• **Records to use**
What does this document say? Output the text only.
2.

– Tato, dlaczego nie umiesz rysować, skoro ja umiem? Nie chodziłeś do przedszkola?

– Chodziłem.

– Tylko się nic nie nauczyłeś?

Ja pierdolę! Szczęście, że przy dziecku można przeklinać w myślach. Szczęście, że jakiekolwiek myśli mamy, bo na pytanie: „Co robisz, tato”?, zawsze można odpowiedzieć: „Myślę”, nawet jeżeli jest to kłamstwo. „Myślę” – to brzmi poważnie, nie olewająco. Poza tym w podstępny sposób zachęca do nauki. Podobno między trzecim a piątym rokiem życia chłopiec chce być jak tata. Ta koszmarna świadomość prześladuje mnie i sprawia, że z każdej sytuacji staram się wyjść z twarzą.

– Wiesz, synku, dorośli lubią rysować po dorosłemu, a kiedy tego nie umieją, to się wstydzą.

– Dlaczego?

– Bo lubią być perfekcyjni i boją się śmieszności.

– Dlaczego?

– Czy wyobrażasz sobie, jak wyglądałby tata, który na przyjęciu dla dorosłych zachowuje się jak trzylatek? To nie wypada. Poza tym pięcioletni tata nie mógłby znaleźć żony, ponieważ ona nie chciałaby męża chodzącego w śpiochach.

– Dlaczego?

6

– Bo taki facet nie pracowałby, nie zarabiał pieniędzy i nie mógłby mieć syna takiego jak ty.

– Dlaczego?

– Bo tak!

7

• **What is required**
Show every line where the string "lubią" appears.

• **Worked solution**
– Wiesz, synku, dorośli lubią rysować po dorosłemu, a kiedy tego nie umieją, to się wstydzą.
– Bo lubią być perfekcyjni i boją się śmieszności.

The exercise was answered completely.